■ Task description ■
Reproduce the listing below exactly, minus its pictures.

[Entries from a dataset]
/---
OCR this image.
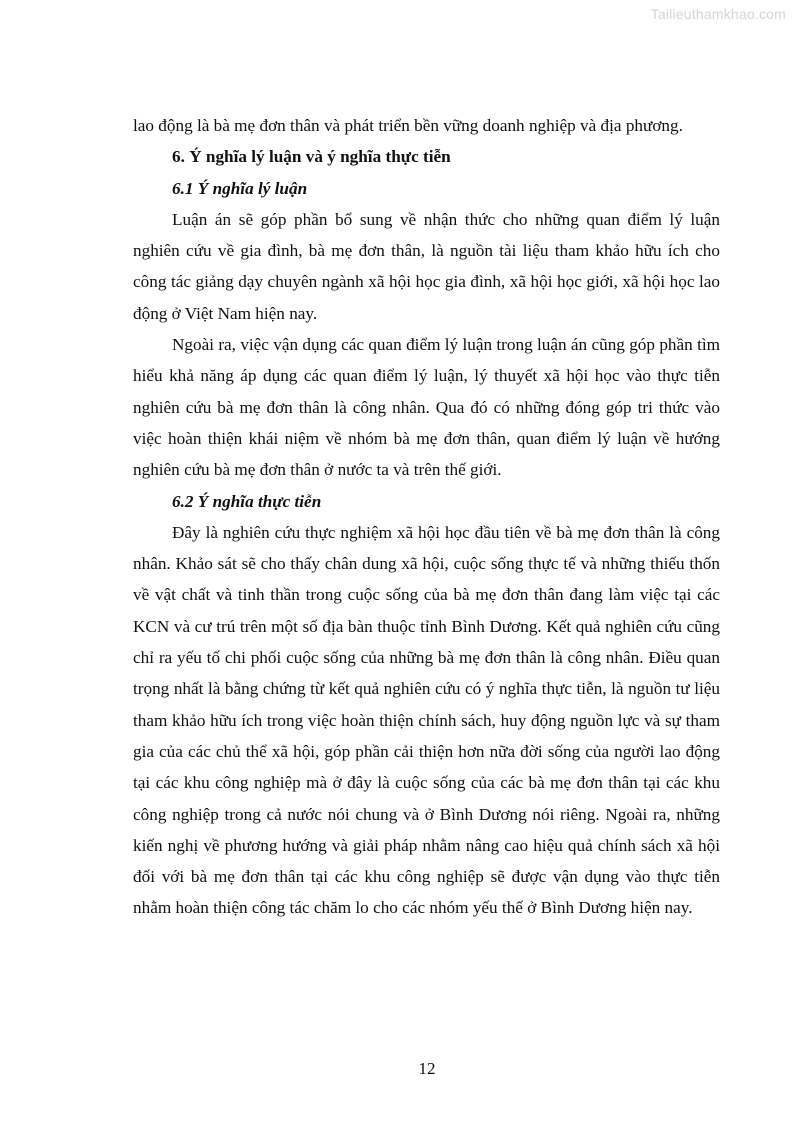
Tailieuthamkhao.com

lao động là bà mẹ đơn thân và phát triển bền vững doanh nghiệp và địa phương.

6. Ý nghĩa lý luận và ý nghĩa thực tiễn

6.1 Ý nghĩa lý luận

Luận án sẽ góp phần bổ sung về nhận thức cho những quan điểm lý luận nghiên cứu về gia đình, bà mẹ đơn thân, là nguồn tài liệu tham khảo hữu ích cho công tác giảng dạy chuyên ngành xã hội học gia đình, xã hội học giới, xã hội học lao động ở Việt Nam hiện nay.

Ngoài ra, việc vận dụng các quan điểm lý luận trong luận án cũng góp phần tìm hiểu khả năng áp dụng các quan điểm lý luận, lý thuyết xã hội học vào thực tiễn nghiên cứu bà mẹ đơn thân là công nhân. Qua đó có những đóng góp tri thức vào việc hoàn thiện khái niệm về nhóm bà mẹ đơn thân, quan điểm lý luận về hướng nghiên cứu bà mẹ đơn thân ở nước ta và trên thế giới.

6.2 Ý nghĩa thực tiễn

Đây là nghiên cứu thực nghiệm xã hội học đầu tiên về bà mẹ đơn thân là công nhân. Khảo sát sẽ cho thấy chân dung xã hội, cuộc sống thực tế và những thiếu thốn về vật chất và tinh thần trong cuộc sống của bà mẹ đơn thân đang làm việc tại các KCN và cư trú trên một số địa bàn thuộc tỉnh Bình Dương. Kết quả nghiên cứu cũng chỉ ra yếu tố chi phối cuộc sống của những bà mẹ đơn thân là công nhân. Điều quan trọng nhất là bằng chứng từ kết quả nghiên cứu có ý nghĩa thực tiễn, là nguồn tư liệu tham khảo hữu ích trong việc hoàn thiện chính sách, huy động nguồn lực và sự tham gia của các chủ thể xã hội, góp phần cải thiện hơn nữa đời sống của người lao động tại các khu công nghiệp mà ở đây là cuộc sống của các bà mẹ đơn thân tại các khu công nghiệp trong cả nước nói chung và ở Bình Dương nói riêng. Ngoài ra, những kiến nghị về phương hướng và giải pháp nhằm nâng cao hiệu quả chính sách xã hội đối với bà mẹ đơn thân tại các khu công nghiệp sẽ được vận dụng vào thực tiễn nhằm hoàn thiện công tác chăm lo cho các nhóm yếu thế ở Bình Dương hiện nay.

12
\---
■ Response to the exercise ■
OCR this image.
Tailieuthamkhao.com

lao động là bà mẹ đơn thân và phát triển bền vững doanh nghiệp và địa phương.

6. Ý nghĩa lý luận và ý nghĩa thực tiễn

6.1 Ý nghĩa lý luận

Luận án sẽ góp phần bổ sung về nhận thức cho những quan điểm lý luận nghiên cứu về gia đình, bà mẹ đơn thân, là nguồn tài liệu tham khảo hữu ích cho công tác giảng dạy chuyên ngành xã hội học gia đình, xã hội học giới, xã hội học lao động ở Việt Nam hiện nay.

Ngoài ra, việc vận dụng các quan điểm lý luận trong luận án cũng góp phần tìm hiểu khả năng áp dụng các quan điểm lý luận, lý thuyết xã hội học vào thực tiễn nghiên cứu bà mẹ đơn thân là công nhân. Qua đó có những đóng góp tri thức vào việc hoàn thiện khái niệm về nhóm bà mẹ đơn thân, quan điểm lý luận về hướng nghiên cứu bà mẹ đơn thân ở nước ta và trên thế giới.

6.2 Ý nghĩa thực tiễn

Đây là nghiên cứu thực nghiệm xã hội học đầu tiên về bà mẹ đơn thân là công nhân. Khảo sát sẽ cho thấy chân dung xã hội, cuộc sống thực tế và những thiếu thốn về vật chất và tinh thần trong cuộc sống của bà mẹ đơn thân đang làm việc tại các KCN và cư trú trên một số địa bàn thuộc tỉnh Bình Dương. Kết quả nghiên cứu cũng chỉ ra yếu tố chi phối cuộc sống của những bà mẹ đơn thân là công nhân. Điều quan trọng nhất là bằng chứng từ kết quả nghiên cứu có ý nghĩa thực tiễn, là nguồn tư liệu tham khảo hữu ích trong việc hoàn thiện chính sách, huy động nguồn lực và sự tham gia của các chủ thể xã hội, góp phần cải thiện hơn nữa đời sống của người lao động tại các khu công nghiệp mà ở đây là cuộc sống của các bà mẹ đơn thân tại các khu công nghiệp trong cả nước nói chung và ở Bình Dương nói riêng. Ngoài ra, những kiến nghị về phương hướng và giải pháp nhằm nâng cao hiệu quả chính sách xã hội đối với bà mẹ đơn thân tại các khu công nghiệp sẽ được vận dụng vào thực tiễn nhằm hoàn thiện công tác chăm lo cho các nhóm yếu thế ở Bình Dương hiện nay.

12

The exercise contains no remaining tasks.